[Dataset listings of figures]
>>>>
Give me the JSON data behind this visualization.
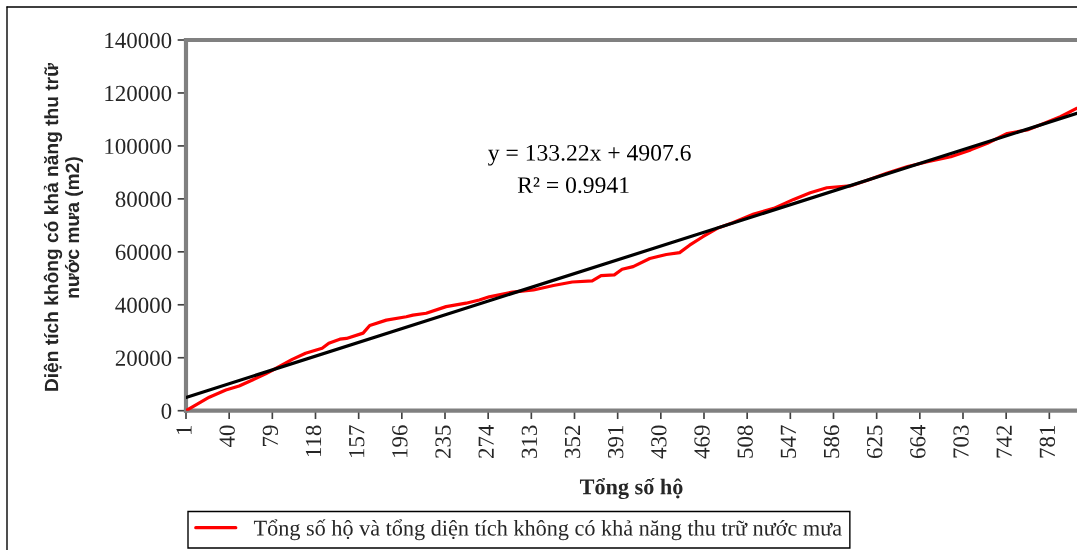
{
  "chart_data": {
    "type": "line",
    "xlabel": "Tổng số hộ",
    "ylabel": "Diện tích không có khả năng thu trữ\nnước mưa (m2)",
    "annotations": [
      "y = 133.22x + 4907.6",
      "R² = 0.9941"
    ],
    "xlim": [
      1,
      806
    ],
    "xticks": [
      1,
      40,
      79,
      118,
      157,
      196,
      235,
      274,
      313,
      352,
      391,
      430,
      469,
      508,
      547,
      586,
      625,
      664,
      703,
      742,
      781
    ],
    "ylim": [
      0,
      140000
    ],
    "yticks": [
      0,
      20000,
      40000,
      60000,
      80000,
      100000,
      120000,
      140000
    ],
    "grid": false,
    "legend": "bottom",
    "line_style": "solid",
    "series": [
      {
        "name": "Tổng số hộ và tổng diện tích không có khả năng thu trữ nước mưa",
        "color": "#ff0000",
        "x": [
          1,
          10,
          22,
          37,
          49,
          61,
          73,
          85,
          97,
          109,
          124,
          130,
          140,
          146,
          161,
          167,
          182,
          200,
          206,
          218,
          236,
          254,
          266,
          275,
          296,
          315,
          333,
          350,
          368,
          376,
          388,
          395,
          405,
          420,
          435,
          447,
          456,
          468,
          481,
          495,
          514,
          532,
          550,
          565,
          580,
          601,
          616,
          634,
          653,
          671,
          692,
          710,
          725,
          743,
          761,
          776,
          791,
          803,
          806
        ],
        "values": [
          0,
          2200,
          5100,
          7800,
          9300,
          11600,
          13900,
          16600,
          19400,
          21700,
          23600,
          25500,
          27000,
          27300,
          29300,
          32200,
          34200,
          35500,
          36100,
          36800,
          39300,
          40600,
          41800,
          43000,
          44800,
          45600,
          47300,
          48600,
          49000,
          51000,
          51300,
          53400,
          54400,
          57500,
          59000,
          59700,
          62500,
          65700,
          68900,
          71000,
          74300,
          76400,
          79800,
          82300,
          84200,
          84900,
          86900,
          89700,
          92200,
          94000,
          95900,
          98500,
          101000,
          104700,
          106000,
          108500,
          111000,
          113600,
          114200
        ]
      },
      {
        "type": "line",
        "color": "#000000",
        "x": [
          1,
          806
        ],
        "values": [
          5000,
          112300
        ]
      }
    ]
  }
}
<<<<
EXERCISE →
Write the full listing out again with every line unchanged, but include no pictures.

CORRECT RESPONSE →
Give me the JSON data behind this visualization.
{
  "chart_data": {
    "type": "line",
    "xlabel": "Tổng số hộ",
    "ylabel": "Diện tích không có khả năng thu trữ\nnước mưa (m2)",
    "annotations": [
      "y = 133.22x + 4907.6",
      "R² = 0.9941"
    ],
    "xlim": [
      1,
      806
    ],
    "xticks": [
      1,
      40,
      79,
      118,
      157,
      196,
      235,
      274,
      313,
      352,
      391,
      430,
      469,
      508,
      547,
      586,
      625,
      664,
      703,
      742,
      781
    ],
    "ylim": [
      0,
      140000
    ],
    "yticks": [
      0,
      20000,
      40000,
      60000,
      80000,
      100000,
      120000,
      140000
    ],
    "grid": false,
    "legend": "bottom",
    "line_style": "solid",
    "series": [
      {
        "name": "Tổng số hộ và tổng diện tích không có khả năng thu trữ nước mưa",
        "color": "#ff0000",
        "x": [
          1,
          10,
          22,
          37,
          49,
          61,
          73,
          85,
          97,
          109,
          124,
          130,
          140,
          146,
          161,
          167,
          182,
          200,
          206,
          218,
          236,
          254,
          266,
          275,
          296,
          315,
          333,
          350,
          368,
          376,
          388,
          395,
          405,
          420,
          435,
          447,
          456,
          468,
          481,
          495,
          514,
          532,
          550,
          565,
          580,
          601,
          616,
          634,
          653,
          671,
          692,
          710,
          725,
          743,
          761,
          776,
          791,
          803,
          806
        ],
        "values": [
          0,
          2200,
          5100,
          7800,
          9300,
          11600,
          13900,
          16600,
          19400,
          21700,
          23600,
          25500,
          27000,
          27300,
          29300,
          32200,
          34200,
          35500,
          36100,
          36800,
          39300,
          40600,
          41800,
          43000,
          44800,
          45600,
          47300,
          48600,
          49000,
          51000,
          51300,
          53400,
          54400,
          57500,
          59000,
          59700,
          62500,
          65700,
          68900,
          71000,
          74300,
          76400,
          79800,
          82300,
          84200,
          84900,
          86900,
          89700,
          92200,
          94000,
          95900,
          98500,
          101000,
          104700,
          106000,
          108500,
          111000,
          113600,
          114200
        ]
      },
      {
        "type": "line",
        "color": "#000000",
        "x": [
          1,
          806
        ],
        "values": [
          5000,
          112300
        ]
      }
    ]
  }
}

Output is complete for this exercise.